**Exercise**: Find all lines in the listing that include the word "ตราแลกเปล", then copy them.

+++ Extracted records

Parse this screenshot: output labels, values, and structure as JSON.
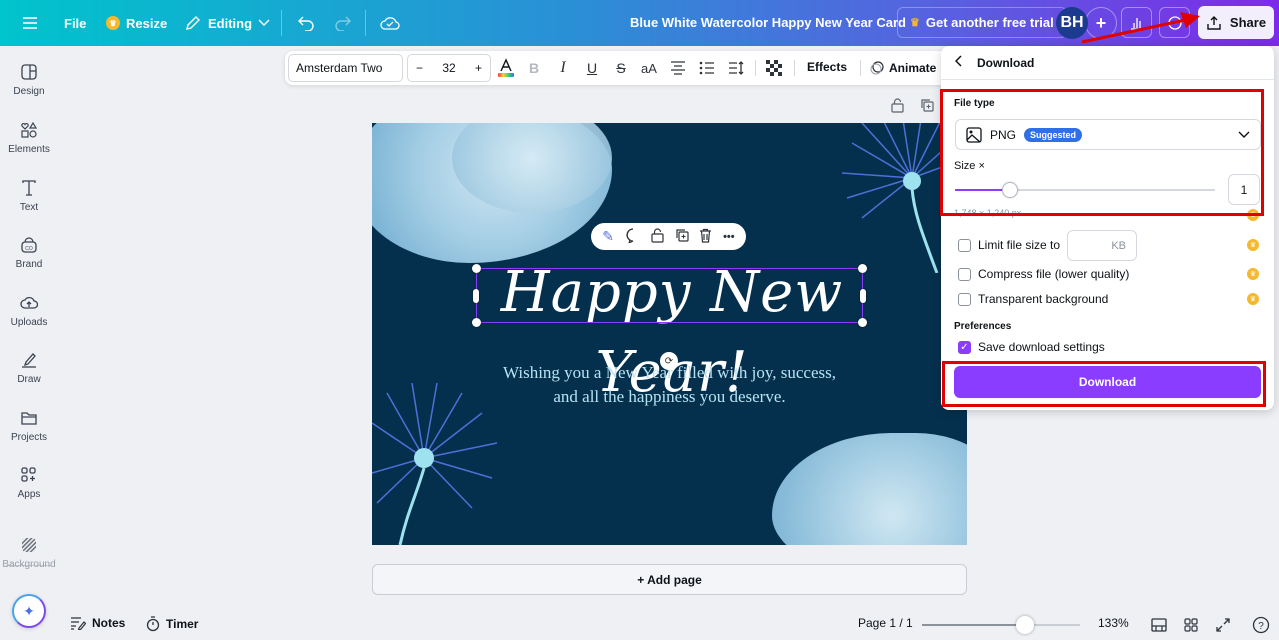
{
  "topbar": {
    "menu_icon": "hamburger-icon",
    "file_label": "File",
    "resize_label": "Resize",
    "editing_label": "Editing",
    "doc_title": "Blue White Watercolor Happy New Year  Card",
    "trial_label": "Get another free trial",
    "avatar_initials": "BH",
    "add_label": "+",
    "share_label": "Share",
    "icons": [
      "undo-icon",
      "redo-icon",
      "cloud-saved-icon",
      "analytics-icon",
      "comment-icon",
      "share-upload-icon"
    ]
  },
  "sidebar": {
    "items": [
      {
        "label": "Design",
        "icon": "design-icon"
      },
      {
        "label": "Elements",
        "icon": "elements-icon"
      },
      {
        "label": "Text",
        "icon": "text-icon"
      },
      {
        "label": "Brand",
        "icon": "brand-icon"
      },
      {
        "label": "Uploads",
        "icon": "uploads-icon"
      },
      {
        "label": "Draw",
        "icon": "draw-icon"
      },
      {
        "label": "Projects",
        "icon": "projects-icon"
      },
      {
        "label": "Apps",
        "icon": "apps-icon"
      },
      {
        "label": "Background",
        "icon": "background-icon"
      }
    ],
    "magic_icon": "sparkle-icon"
  },
  "text_toolbar": {
    "font_name": "Amsterdam Two",
    "decrease": "−",
    "font_size": "32",
    "increase": "+",
    "bold": "B",
    "italic": "I",
    "underline": "U",
    "strike": "S",
    "case": "aA",
    "effects_label": "Effects",
    "animate_label": "Animate"
  },
  "canvas": {
    "heading": "Happy New Year!",
    "subtext_line1": "Wishing you a New Year filled with joy, success,",
    "subtext_line2": "and all the happiness you deserve.",
    "context_menu_icons": [
      "magic-edit-icon",
      "add-comment-icon",
      "lock-icon",
      "duplicate-icon",
      "delete-icon",
      "more-icon"
    ],
    "more_label": "•••"
  },
  "add_page_label": "+ Add page",
  "bottom_bar": {
    "notes_label": "Notes",
    "timer_label": "Timer",
    "page_label": "Page 1 / 1",
    "zoom_label": "133%",
    "zoom_fraction": 0.65
  },
  "download_panel": {
    "title": "Download",
    "file_type_label": "File type",
    "file_type_value": "PNG",
    "suggested_badge": "Suggested",
    "size_label": "Size ×",
    "size_value": "1",
    "size_fraction": 0.21,
    "dimensions": "1,748 × 1,240 px",
    "limit_label": "Limit file size to",
    "kb_placeholder": "KB",
    "compress_label": "Compress file (lower quality)",
    "transparent_label": "Transparent background",
    "preferences_label": "Preferences",
    "save_settings_label": "Save download settings",
    "save_settings_checked": true,
    "download_button": "Download"
  },
  "colors": {
    "accent": "#8b3dff",
    "badge": "#2f6fe8",
    "crown": "#f5b82e",
    "annotation": "#e00000",
    "canvas_bg": "#05304d"
  }
}
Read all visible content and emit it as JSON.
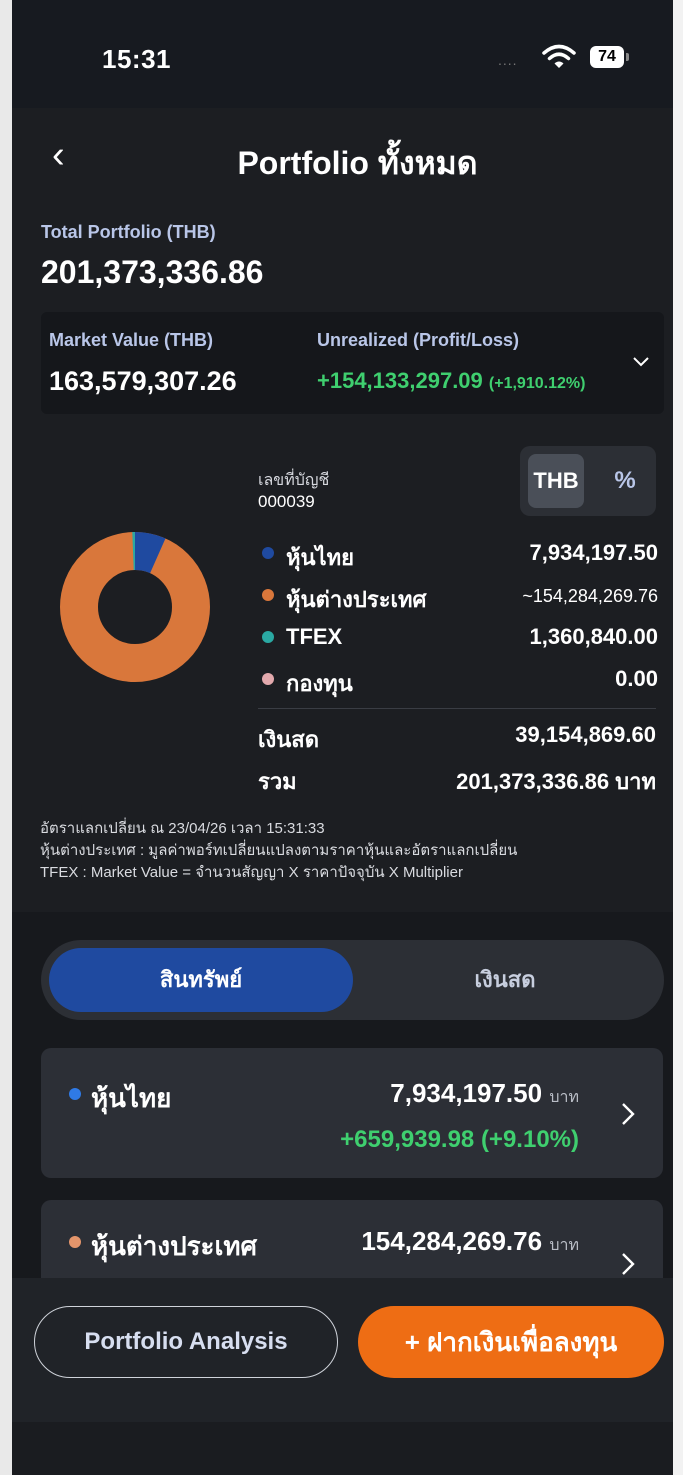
{
  "status": {
    "time": "15:31",
    "signal": "....",
    "battery": "74"
  },
  "header": {
    "title": "Portfolio ทั้งหมด"
  },
  "total": {
    "label": "Total Portfolio (THB)",
    "value": "201,373,336.86"
  },
  "market": {
    "label": "Market Value (THB)",
    "value": "163,579,307.26",
    "unrealized_label": "Unrealized (Profit/Loss)",
    "unrealized_value": "+154,133,297.09",
    "unrealized_pct": "(+1,910.12%)"
  },
  "account": {
    "label": "เลขที่บัญชี",
    "number": "000039"
  },
  "toggle": {
    "thb": "THB",
    "pct": "%"
  },
  "legend": [
    {
      "name": "หุ้นไทย",
      "value": "7,934,197.50",
      "color": "#1f4aa0"
    },
    {
      "name": "หุ้นต่างประเทศ",
      "value": "~154,284,269.76",
      "color": "#d9773b"
    },
    {
      "name": "TFEX",
      "value": "1,360,840.00",
      "color": "#2aa9a3"
    },
    {
      "name": "กองทุน",
      "value": "0.00",
      "color": "#e2a9ad"
    }
  ],
  "cash": {
    "name": "เงินสด",
    "value": "39,154,869.60"
  },
  "sum": {
    "name": "รวม",
    "value": "201,373,336.86 บาท"
  },
  "notes": [
    "อัตราแลกเปลี่ยน ณ 23/04/26 เวลา 15:31:33",
    "หุ้นต่างประเทศ : มูลค่าพอร์ทเปลี่ยนแปลงตามราคาหุ้นและอัตราแลกเปลี่ยน",
    "TFEX : Market Value = จำนวนสัญญา X ราคาปัจจุบัน X Multiplier"
  ],
  "tabs": {
    "assets": "สินทรัพย์",
    "cash": "เงินสด"
  },
  "cards": [
    {
      "name": "หุ้นไทย",
      "value": "7,934,197.50",
      "unit": "บาท",
      "pl": "+659,939.98 (+9.10%)",
      "color": "#2f7ae6"
    },
    {
      "name": "หุ้นต่างประเทศ",
      "value": "154,284,269.76",
      "unit": "บาท",
      "color": "#e4956b"
    }
  ],
  "buttons": {
    "analysis": "Portfolio Analysis",
    "deposit": "+ ฝากเงินเพื่อลงทุน"
  },
  "colors": {
    "accent": "#ee6d14",
    "profit": "#3fcf6f",
    "active_tab": "#1f4aa0"
  }
}
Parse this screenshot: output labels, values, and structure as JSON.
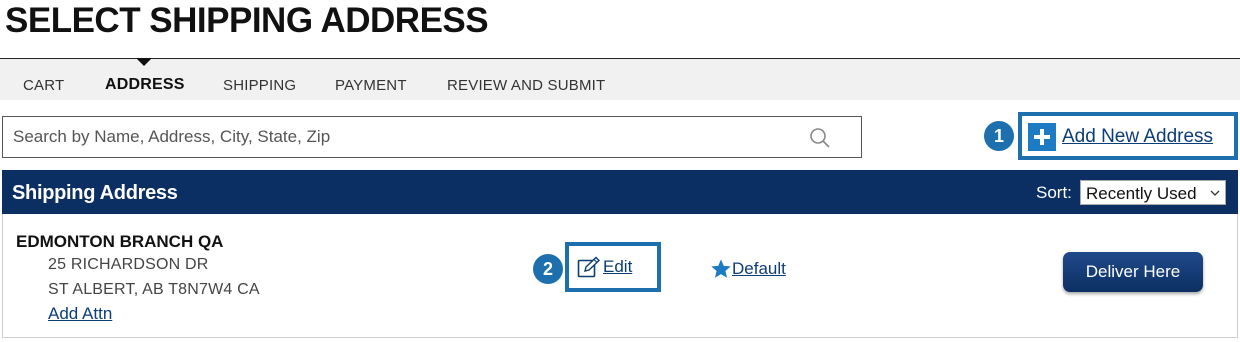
{
  "page": {
    "title": "SELECT SHIPPING ADDRESS"
  },
  "steps": [
    {
      "label": "CART",
      "active": false
    },
    {
      "label": "ADDRESS",
      "active": true
    },
    {
      "label": "SHIPPING",
      "active": false
    },
    {
      "label": "PAYMENT",
      "active": false
    },
    {
      "label": "REVIEW AND SUBMIT",
      "active": false
    }
  ],
  "search": {
    "placeholder": "Search by Name, Address, City, State, Zip",
    "value": "",
    "icon": "search-icon"
  },
  "actions": {
    "add_new_address": "Add New Address",
    "add_icon": "plus-icon"
  },
  "callouts": {
    "one": "1",
    "two": "2"
  },
  "panel": {
    "title": "Shipping Address",
    "sort_label": "Sort:",
    "sort_value": "Recently Used"
  },
  "address": {
    "name": "EDMONTON BRANCH QA",
    "line1": "25 RICHARDSON DR",
    "line2": "ST ALBERT, AB T8N7W4 CA",
    "add_attn": "Add Attn",
    "edit": "Edit",
    "default": "Default",
    "deliver": "Deliver Here"
  },
  "colors": {
    "navy": "#0c2f63",
    "highlight": "#1d6fae",
    "link": "#0b3d77"
  }
}
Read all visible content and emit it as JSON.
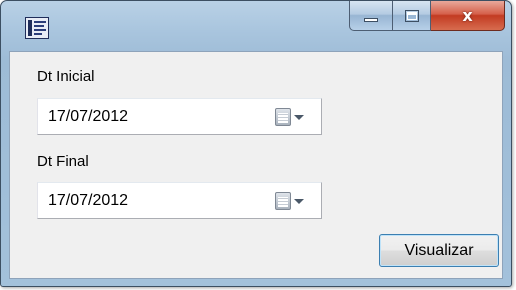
{
  "window": {
    "icon": "app-form-icon",
    "caption_buttons": {
      "minimize_icon": "minimize-icon",
      "maximize_icon": "maximize-icon",
      "close_glyph": "x"
    }
  },
  "form": {
    "start_date": {
      "label": "Dt Inicial",
      "value": "17/07/2012",
      "picker_icon": "calendar-icon"
    },
    "end_date": {
      "label": "Dt Final",
      "value": "17/07/2012",
      "picker_icon": "calendar-icon"
    },
    "submit_label": "Visualizar"
  },
  "colors": {
    "titlebar": "#a9c5de",
    "close_button": "#c23b22",
    "button_focus_border": "#3c7fb1"
  }
}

++++++

**Output of the task**:
    "อัตราแลกเปลี่ยน ณ 23/04/26 เวลา 15:31:33",
    "หุ้นต่างประเทศ : มูลค่าพอร์ทเปลี่ยนแปลงตามราคาหุ้นและอัตราแลกเปลี่ยน",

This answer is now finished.